Material provided.
::::::::::
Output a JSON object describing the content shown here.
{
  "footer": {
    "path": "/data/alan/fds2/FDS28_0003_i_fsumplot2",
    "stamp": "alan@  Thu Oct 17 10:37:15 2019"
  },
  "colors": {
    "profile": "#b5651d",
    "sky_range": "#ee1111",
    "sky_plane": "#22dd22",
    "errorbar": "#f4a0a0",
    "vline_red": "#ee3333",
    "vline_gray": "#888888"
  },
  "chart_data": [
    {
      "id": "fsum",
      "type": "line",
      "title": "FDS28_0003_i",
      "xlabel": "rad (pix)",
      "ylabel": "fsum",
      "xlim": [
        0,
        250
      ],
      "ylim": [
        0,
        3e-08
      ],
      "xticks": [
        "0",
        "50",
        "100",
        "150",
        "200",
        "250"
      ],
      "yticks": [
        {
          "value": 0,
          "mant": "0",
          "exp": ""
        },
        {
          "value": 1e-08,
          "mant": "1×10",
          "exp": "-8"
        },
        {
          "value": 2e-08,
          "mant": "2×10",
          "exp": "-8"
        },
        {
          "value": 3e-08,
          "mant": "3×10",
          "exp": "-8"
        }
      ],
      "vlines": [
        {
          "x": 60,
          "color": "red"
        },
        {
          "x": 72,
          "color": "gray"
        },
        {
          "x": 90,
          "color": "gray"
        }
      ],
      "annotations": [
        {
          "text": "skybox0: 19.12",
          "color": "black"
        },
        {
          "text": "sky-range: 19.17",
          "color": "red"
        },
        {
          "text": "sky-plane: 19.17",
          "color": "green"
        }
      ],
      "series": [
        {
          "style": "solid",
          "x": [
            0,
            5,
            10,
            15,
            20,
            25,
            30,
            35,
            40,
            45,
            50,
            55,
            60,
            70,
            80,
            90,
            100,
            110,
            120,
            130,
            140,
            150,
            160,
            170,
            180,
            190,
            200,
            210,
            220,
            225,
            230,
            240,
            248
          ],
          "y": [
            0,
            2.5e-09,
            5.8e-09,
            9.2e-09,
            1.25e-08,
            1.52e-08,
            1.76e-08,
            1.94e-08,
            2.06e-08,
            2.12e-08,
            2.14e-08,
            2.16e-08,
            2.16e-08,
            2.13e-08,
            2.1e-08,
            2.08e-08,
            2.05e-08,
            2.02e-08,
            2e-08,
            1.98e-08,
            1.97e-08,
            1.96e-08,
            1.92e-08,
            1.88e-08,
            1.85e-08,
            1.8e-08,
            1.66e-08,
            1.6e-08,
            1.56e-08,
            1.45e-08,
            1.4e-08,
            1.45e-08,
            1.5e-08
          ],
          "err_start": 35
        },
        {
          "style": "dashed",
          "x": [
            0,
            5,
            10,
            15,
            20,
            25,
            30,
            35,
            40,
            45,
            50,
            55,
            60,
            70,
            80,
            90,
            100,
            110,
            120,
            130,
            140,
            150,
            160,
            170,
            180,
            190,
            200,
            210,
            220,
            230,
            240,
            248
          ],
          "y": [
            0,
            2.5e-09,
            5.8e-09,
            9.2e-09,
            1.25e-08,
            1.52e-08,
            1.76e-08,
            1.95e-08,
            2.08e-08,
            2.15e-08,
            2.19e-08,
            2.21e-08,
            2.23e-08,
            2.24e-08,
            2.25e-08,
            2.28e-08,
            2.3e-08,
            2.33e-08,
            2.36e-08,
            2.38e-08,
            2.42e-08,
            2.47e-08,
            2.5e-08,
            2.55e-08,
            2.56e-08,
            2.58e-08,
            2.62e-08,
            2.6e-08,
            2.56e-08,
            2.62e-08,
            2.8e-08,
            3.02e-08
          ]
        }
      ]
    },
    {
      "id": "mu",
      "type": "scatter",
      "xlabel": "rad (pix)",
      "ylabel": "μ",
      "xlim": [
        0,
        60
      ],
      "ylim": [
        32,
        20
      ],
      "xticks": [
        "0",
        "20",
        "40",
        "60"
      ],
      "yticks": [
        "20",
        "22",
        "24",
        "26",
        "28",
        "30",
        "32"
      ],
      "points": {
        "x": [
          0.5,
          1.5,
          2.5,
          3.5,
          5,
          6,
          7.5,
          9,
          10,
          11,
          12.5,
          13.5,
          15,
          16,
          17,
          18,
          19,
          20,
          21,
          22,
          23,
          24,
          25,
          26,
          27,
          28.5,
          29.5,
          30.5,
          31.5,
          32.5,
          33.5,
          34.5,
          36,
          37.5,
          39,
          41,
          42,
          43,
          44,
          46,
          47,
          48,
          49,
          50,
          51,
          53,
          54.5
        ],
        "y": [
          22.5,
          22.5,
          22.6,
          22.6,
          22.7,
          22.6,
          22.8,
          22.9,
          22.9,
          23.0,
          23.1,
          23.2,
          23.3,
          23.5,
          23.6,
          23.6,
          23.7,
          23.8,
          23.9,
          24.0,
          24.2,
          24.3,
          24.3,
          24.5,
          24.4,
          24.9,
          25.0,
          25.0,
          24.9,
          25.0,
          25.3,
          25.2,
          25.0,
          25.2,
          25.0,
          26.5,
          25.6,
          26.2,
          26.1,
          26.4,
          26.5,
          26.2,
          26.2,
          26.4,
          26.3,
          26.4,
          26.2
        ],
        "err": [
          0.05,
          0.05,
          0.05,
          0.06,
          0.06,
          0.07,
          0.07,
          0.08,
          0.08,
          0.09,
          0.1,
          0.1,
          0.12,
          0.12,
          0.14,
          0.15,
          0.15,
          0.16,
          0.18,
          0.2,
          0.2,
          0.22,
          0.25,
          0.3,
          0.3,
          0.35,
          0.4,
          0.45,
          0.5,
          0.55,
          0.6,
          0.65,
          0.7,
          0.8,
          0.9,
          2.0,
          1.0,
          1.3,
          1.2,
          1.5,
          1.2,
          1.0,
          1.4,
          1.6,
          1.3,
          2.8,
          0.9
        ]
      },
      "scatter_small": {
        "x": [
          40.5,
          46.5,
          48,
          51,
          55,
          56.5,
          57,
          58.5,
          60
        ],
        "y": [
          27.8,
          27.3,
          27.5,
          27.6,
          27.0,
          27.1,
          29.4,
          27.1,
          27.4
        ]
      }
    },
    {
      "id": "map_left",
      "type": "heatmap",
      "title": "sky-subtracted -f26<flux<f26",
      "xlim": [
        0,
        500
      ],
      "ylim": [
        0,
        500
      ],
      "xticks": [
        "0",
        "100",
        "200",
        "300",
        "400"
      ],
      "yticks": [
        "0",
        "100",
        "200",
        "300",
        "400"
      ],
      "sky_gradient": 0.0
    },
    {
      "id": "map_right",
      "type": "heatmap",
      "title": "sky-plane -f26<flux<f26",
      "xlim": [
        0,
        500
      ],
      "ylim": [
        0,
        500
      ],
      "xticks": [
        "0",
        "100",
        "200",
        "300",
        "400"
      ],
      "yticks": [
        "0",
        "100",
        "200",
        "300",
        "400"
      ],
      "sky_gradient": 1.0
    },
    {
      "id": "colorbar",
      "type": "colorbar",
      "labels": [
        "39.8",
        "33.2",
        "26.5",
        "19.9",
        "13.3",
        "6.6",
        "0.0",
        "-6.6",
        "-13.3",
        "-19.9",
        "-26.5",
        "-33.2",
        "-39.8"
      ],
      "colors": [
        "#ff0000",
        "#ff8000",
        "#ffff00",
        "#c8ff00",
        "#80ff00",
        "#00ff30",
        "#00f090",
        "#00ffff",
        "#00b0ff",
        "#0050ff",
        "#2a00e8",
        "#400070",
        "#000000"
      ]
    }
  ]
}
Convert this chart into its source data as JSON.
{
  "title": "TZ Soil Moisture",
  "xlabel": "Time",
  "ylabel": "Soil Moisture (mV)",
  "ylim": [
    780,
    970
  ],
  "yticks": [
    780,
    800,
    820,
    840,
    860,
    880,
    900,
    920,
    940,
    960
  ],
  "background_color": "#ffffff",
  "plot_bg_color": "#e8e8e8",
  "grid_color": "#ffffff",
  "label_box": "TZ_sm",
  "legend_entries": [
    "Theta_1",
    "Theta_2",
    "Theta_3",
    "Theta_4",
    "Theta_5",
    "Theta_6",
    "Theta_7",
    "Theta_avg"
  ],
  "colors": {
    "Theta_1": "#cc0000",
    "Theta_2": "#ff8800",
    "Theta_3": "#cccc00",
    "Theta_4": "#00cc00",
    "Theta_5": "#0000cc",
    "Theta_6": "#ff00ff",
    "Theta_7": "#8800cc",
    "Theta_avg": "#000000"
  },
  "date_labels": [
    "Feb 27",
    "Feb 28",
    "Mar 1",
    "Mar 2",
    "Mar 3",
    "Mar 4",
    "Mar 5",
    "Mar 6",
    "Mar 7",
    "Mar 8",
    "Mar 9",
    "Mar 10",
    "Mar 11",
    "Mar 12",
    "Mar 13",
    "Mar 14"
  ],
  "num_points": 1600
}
::::::::::
Directions.
Word for word, quote the lines from the line containing "Convert this chart" through the end of the material, both included, and nothing else.

Correct output.
Convert this chart into its source data as JSON.
{
  "title": "TZ Soil Moisture",
  "xlabel": "Time",
  "ylabel": "Soil Moisture (mV)",
  "ylim": [
    780,
    970
  ],
  "yticks": [
    780,
    800,
    820,
    840,
    860,
    880,
    900,
    920,
    940,
    960
  ],
  "background_color": "#ffffff",
  "plot_bg_color": "#e8e8e8",
  "grid_color": "#ffffff",
  "label_box": "TZ_sm",
  "legend_entries": [
    "Theta_1",
    "Theta_2",
    "Theta_3",
    "Theta_4",
    "Theta_5",
    "Theta_6",
    "Theta_7",
    "Theta_avg"
  ],
  "colors": {
    "Theta_1": "#cc0000",
    "Theta_2": "#ff8800",
    "Theta_3": "#cccc00",
    "Theta_4": "#00cc00",
    "Theta_5": "#0000cc",
    "Theta_6": "#ff00ff",
    "Theta_7": "#8800cc",
    "Theta_avg": "#000000"
  },
  "date_labels": [
    "Feb 27",
    "Feb 28",
    "Mar 1",
    "Mar 2",
    "Mar 3",
    "Mar 4",
    "Mar 5",
    "Mar 6",
    "Mar 7",
    "Mar 8",
    "Mar 9",
    "Mar 10",
    "Mar 11",
    "Mar 12",
    "Mar 13",
    "Mar 14"
  ],
  "num_points": 1600
}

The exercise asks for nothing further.